> [The request] All lines below must be repeated exactly, with the pictures omitted.

━━ Task data ━━

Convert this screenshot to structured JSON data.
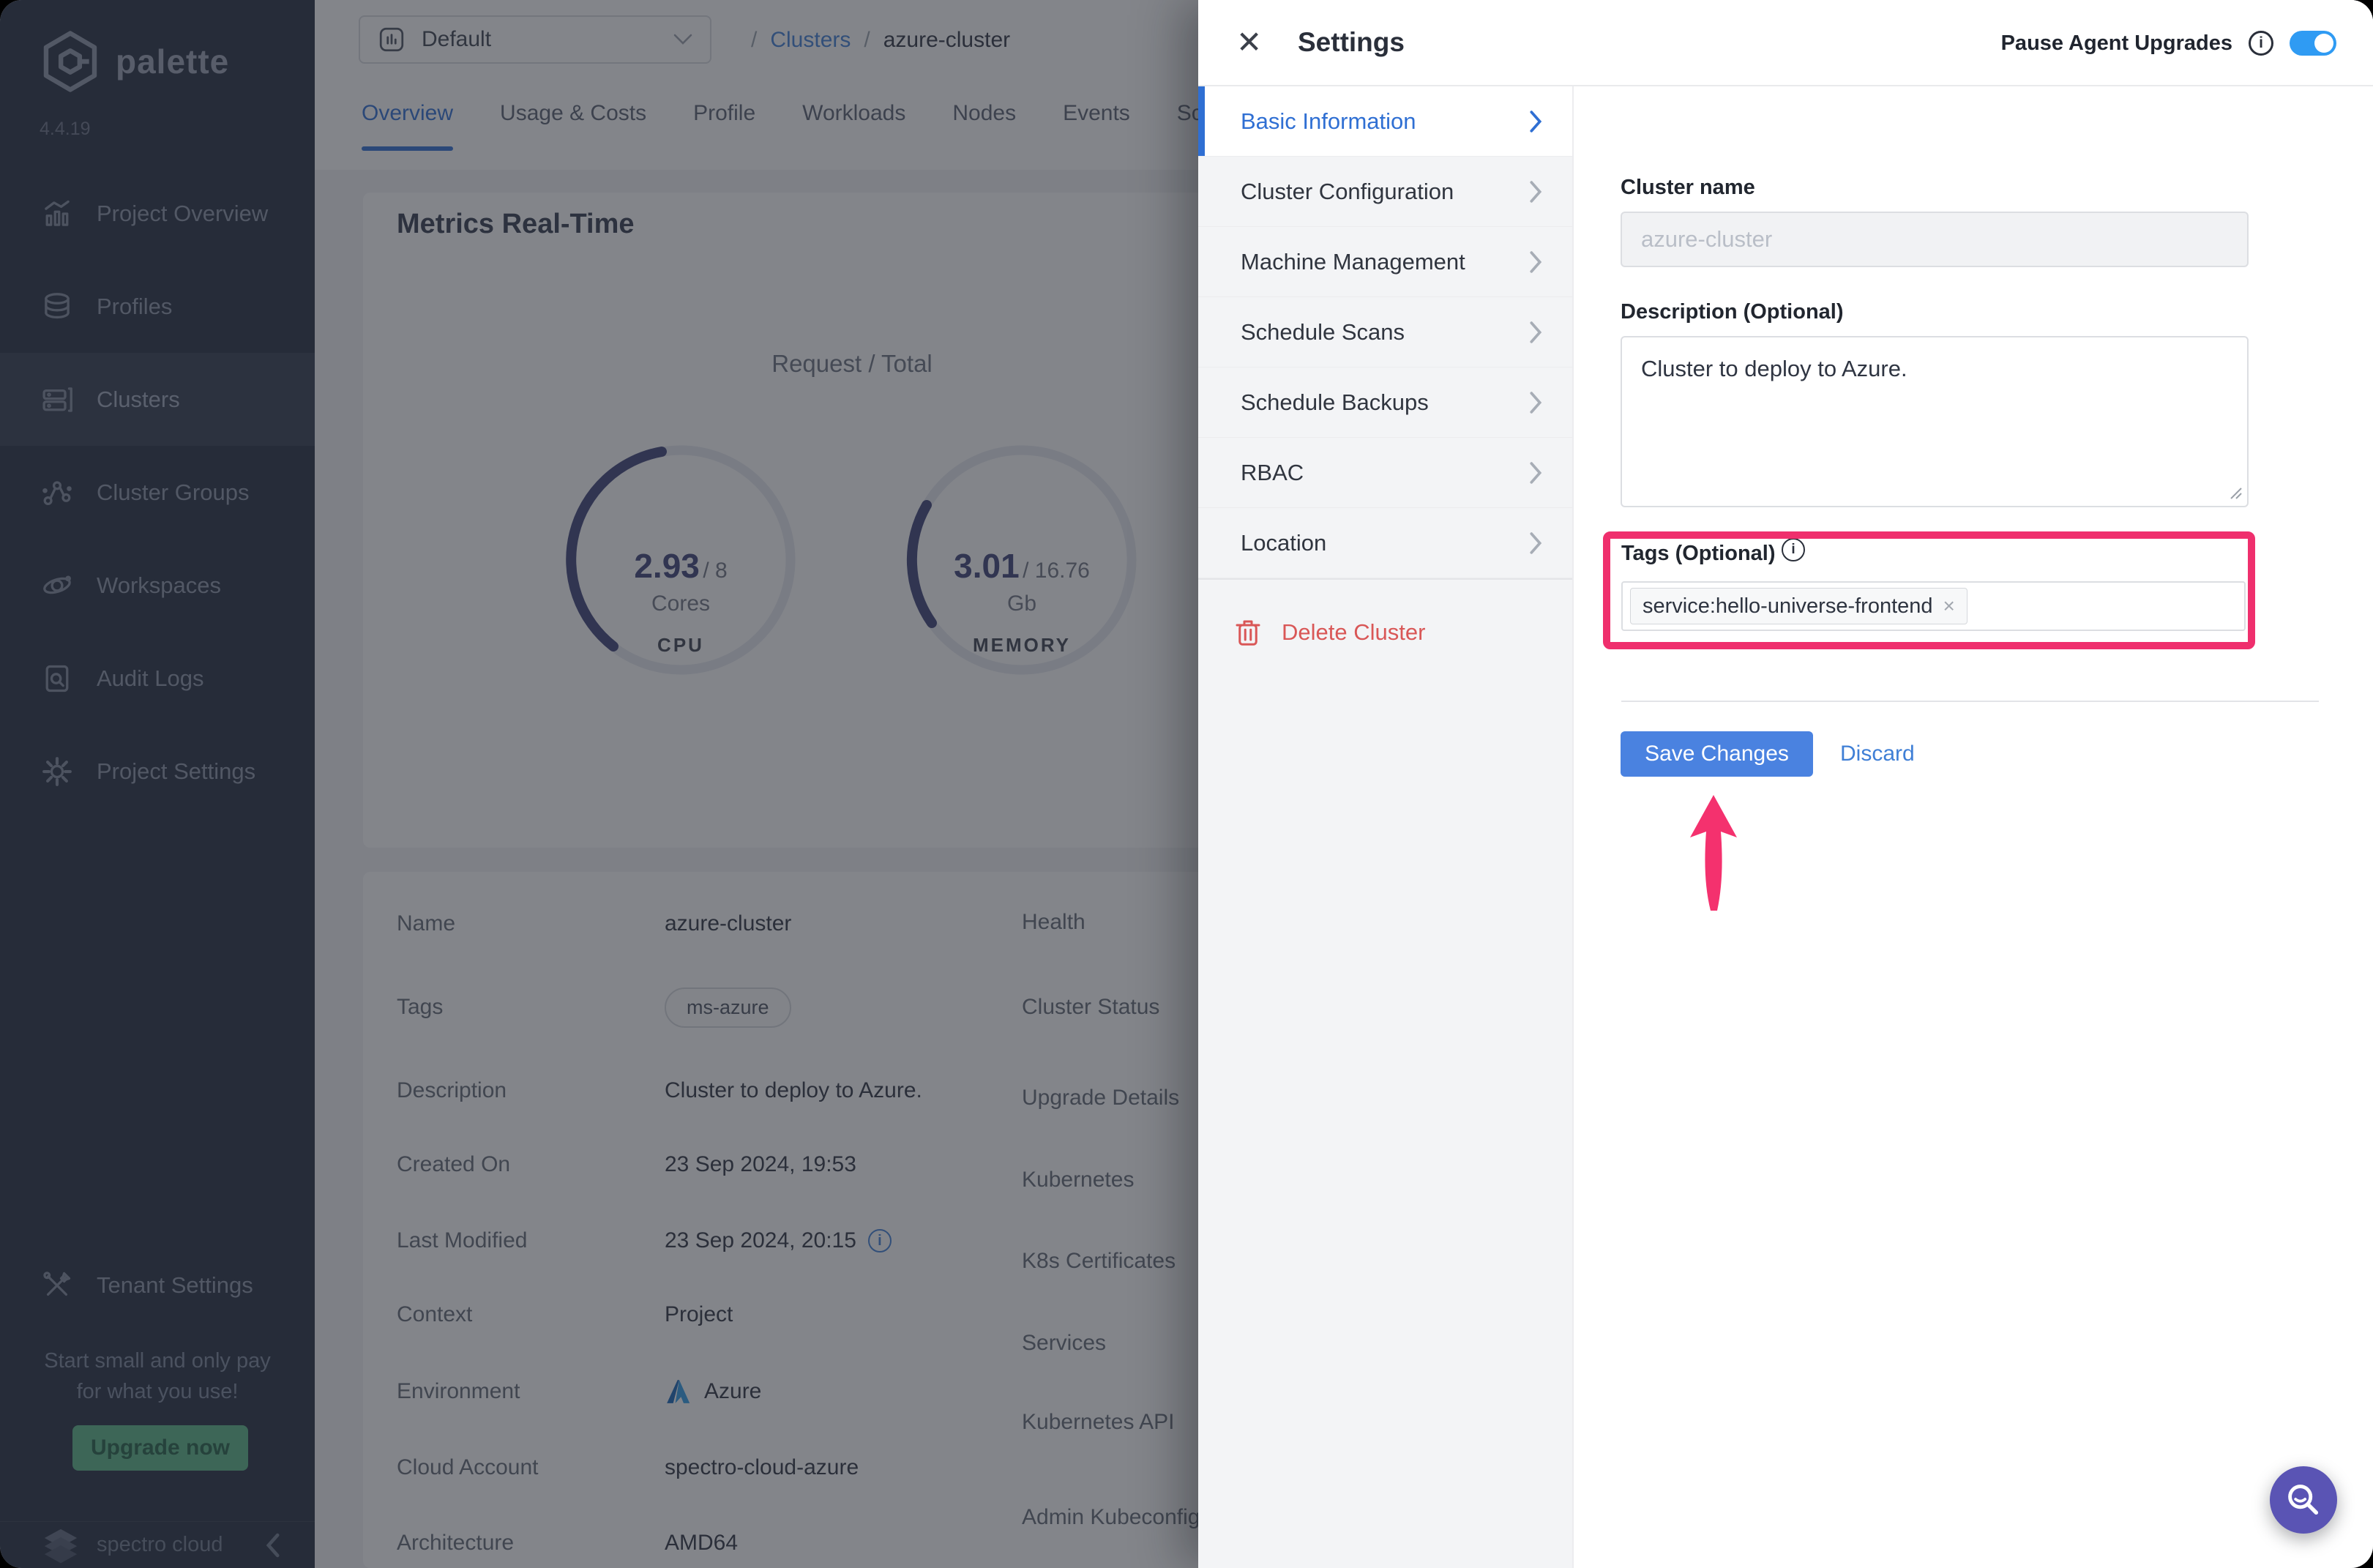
{
  "glyphs": {
    "info": "i",
    "close": "✕",
    "remove": "×"
  },
  "colors": {
    "accent_blue": "#2F6FD3",
    "save_blue": "#4A82E0",
    "link_blue": "#3F7FD6",
    "toggle_blue": "#2F9BF3",
    "highlight_pink": "#EF2F6D",
    "delete_red": "#D95757",
    "fab_purple": "#5A54B4",
    "gauge_indigo": "#3D4178",
    "upgrade_green": "#58B586"
  },
  "sidebar": {
    "logo_text": "palette",
    "version": "4.4.19",
    "items": [
      {
        "icon": "bar-chart",
        "label": "Project Overview"
      },
      {
        "icon": "layers",
        "label": "Profiles"
      },
      {
        "icon": "server",
        "label": "Clusters",
        "active": true
      },
      {
        "icon": "nodes",
        "label": "Cluster Groups"
      },
      {
        "icon": "orbit",
        "label": "Workspaces"
      },
      {
        "icon": "doc-search",
        "label": "Audit Logs"
      },
      {
        "icon": "gear",
        "label": "Project Settings"
      }
    ],
    "tenant_settings": "Tenant Settings",
    "promo_line1": "Start small and only pay",
    "promo_line2": "for what you use!",
    "upgrade_button": "Upgrade now",
    "footer_brand": "spectro cloud"
  },
  "topbar": {
    "project_selector": "Default",
    "breadcrumb": {
      "separator": "/",
      "section": "Clusters",
      "current": "azure-cluster"
    },
    "tabs": [
      {
        "label": "Overview",
        "active": true
      },
      {
        "label": "Usage & Costs"
      },
      {
        "label": "Profile"
      },
      {
        "label": "Workloads"
      },
      {
        "label": "Nodes"
      },
      {
        "label": "Events"
      },
      {
        "label": "Scans"
      }
    ]
  },
  "metrics": {
    "title": "Metrics Real-Time",
    "subtitle": "Request / Total",
    "gauges": [
      {
        "id": "cpu",
        "used": "2.93",
        "total_display": "/ 8",
        "unit": "Cores",
        "label": "CPU",
        "fraction": 0.37
      },
      {
        "id": "memory",
        "used": "3.01",
        "total_display": "/ 16.76",
        "unit": "Gb",
        "label": "MEMORY",
        "fraction": 0.18
      }
    ]
  },
  "details": {
    "left": [
      {
        "label": "Name",
        "value": "azure-cluster"
      },
      {
        "label": "Tags",
        "value": "ms-azure"
      },
      {
        "label": "Description",
        "value": "Cluster to deploy to Azure."
      },
      {
        "label": "Created On",
        "value": "23 Sep 2024, 19:53"
      },
      {
        "label": "Last Modified",
        "value": "23 Sep 2024, 20:15"
      },
      {
        "label": "Context",
        "value": "Project"
      },
      {
        "label": "Environment",
        "value": "Azure"
      },
      {
        "label": "Cloud Account",
        "value": "spectro-cloud-azure"
      },
      {
        "label": "Architecture",
        "value": "AMD64"
      }
    ],
    "right": [
      "Health",
      "Cluster Status",
      "Upgrade Details",
      "Kubernetes",
      "K8s Certificates",
      "Services",
      "Kubernetes API",
      "Admin Kubeconfig F"
    ]
  },
  "settings_panel": {
    "title": "Settings",
    "pause_agent_upgrades": "Pause Agent Upgrades",
    "toggle_on": true,
    "nav": [
      {
        "label": "Basic Information",
        "active": true
      },
      {
        "label": "Cluster Configuration"
      },
      {
        "label": "Machine Management"
      },
      {
        "label": "Schedule Scans"
      },
      {
        "label": "Schedule Backups"
      },
      {
        "label": "RBAC"
      },
      {
        "label": "Location"
      }
    ],
    "delete_cluster": "Delete Cluster",
    "form": {
      "cluster_name_label": "Cluster name",
      "cluster_name_placeholder": "azure-cluster",
      "cluster_name_value": "",
      "description_label": "Description (Optional)",
      "description_value": "Cluster to deploy to Azure.",
      "tags_label": "Tags (Optional)",
      "tag_chip": "service:hello-universe-frontend",
      "save_button": "Save Changes",
      "discard_link": "Discard"
    }
  }
}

━━━

> [Solution to this problem]
Convert this screenshot to structured JSON data.
{
  "glyphs": {
    "info": "i",
    "close": "✕",
    "remove": "×"
  },
  "colors": {
    "accent_blue": "#2F6FD3",
    "save_blue": "#4A82E0",
    "link_blue": "#3F7FD6",
    "toggle_blue": "#2F9BF3",
    "highlight_pink": "#EF2F6D",
    "delete_red": "#D95757",
    "fab_purple": "#5A54B4",
    "gauge_indigo": "#3D4178",
    "upgrade_green": "#58B586"
  },
  "sidebar": {
    "logo_text": "palette",
    "version": "4.4.19",
    "items": [
      {
        "icon": "bar-chart",
        "label": "Project Overview"
      },
      {
        "icon": "layers",
        "label": "Profiles"
      },
      {
        "icon": "server",
        "label": "Clusters",
        "active": true
      },
      {
        "icon": "nodes",
        "label": "Cluster Groups"
      },
      {
        "icon": "orbit",
        "label": "Workspaces"
      },
      {
        "icon": "doc-search",
        "label": "Audit Logs"
      },
      {
        "icon": "gear",
        "label": "Project Settings"
      }
    ],
    "tenant_settings": "Tenant Settings",
    "promo_line1": "Start small and only pay",
    "promo_line2": "for what you use!",
    "upgrade_button": "Upgrade now",
    "footer_brand": "spectro cloud"
  },
  "topbar": {
    "project_selector": "Default",
    "breadcrumb": {
      "separator": "/",
      "section": "Clusters",
      "current": "azure-cluster"
    },
    "tabs": [
      {
        "label": "Overview",
        "active": true
      },
      {
        "label": "Usage & Costs"
      },
      {
        "label": "Profile"
      },
      {
        "label": "Workloads"
      },
      {
        "label": "Nodes"
      },
      {
        "label": "Events"
      },
      {
        "label": "Scans"
      }
    ]
  },
  "metrics": {
    "title": "Metrics Real-Time",
    "subtitle": "Request / Total",
    "gauges": [
      {
        "id": "cpu",
        "used": "2.93",
        "total_display": "/ 8",
        "unit": "Cores",
        "label": "CPU",
        "fraction": 0.37
      },
      {
        "id": "memory",
        "used": "3.01",
        "total_display": "/ 16.76",
        "unit": "Gb",
        "label": "MEMORY",
        "fraction": 0.18
      }
    ]
  },
  "details": {
    "left": [
      {
        "label": "Name",
        "value": "azure-cluster"
      },
      {
        "label": "Tags",
        "value": "ms-azure"
      },
      {
        "label": "Description",
        "value": "Cluster to deploy to Azure."
      },
      {
        "label": "Created On",
        "value": "23 Sep 2024, 19:53"
      },
      {
        "label": "Last Modified",
        "value": "23 Sep 2024, 20:15"
      },
      {
        "label": "Context",
        "value": "Project"
      },
      {
        "label": "Environment",
        "value": "Azure"
      },
      {
        "label": "Cloud Account",
        "value": "spectro-cloud-azure"
      },
      {
        "label": "Architecture",
        "value": "AMD64"
      }
    ],
    "right": [
      "Health",
      "Cluster Status",
      "Upgrade Details",
      "Kubernetes",
      "K8s Certificates",
      "Services",
      "Kubernetes API",
      "Admin Kubeconfig F"
    ]
  },
  "settings_panel": {
    "title": "Settings",
    "pause_agent_upgrades": "Pause Agent Upgrades",
    "toggle_on": true,
    "nav": [
      {
        "label": "Basic Information",
        "active": true
      },
      {
        "label": "Cluster Configuration"
      },
      {
        "label": "Machine Management"
      },
      {
        "label": "Schedule Scans"
      },
      {
        "label": "Schedule Backups"
      },
      {
        "label": "RBAC"
      },
      {
        "label": "Location"
      }
    ],
    "delete_cluster": "Delete Cluster",
    "form": {
      "cluster_name_label": "Cluster name",
      "cluster_name_placeholder": "azure-cluster",
      "cluster_name_value": "",
      "description_label": "Description (Optional)",
      "description_value": "Cluster to deploy to Azure.",
      "tags_label": "Tags (Optional)",
      "tag_chip": "service:hello-universe-frontend",
      "save_button": "Save Changes",
      "discard_link": "Discard"
    }
  }
}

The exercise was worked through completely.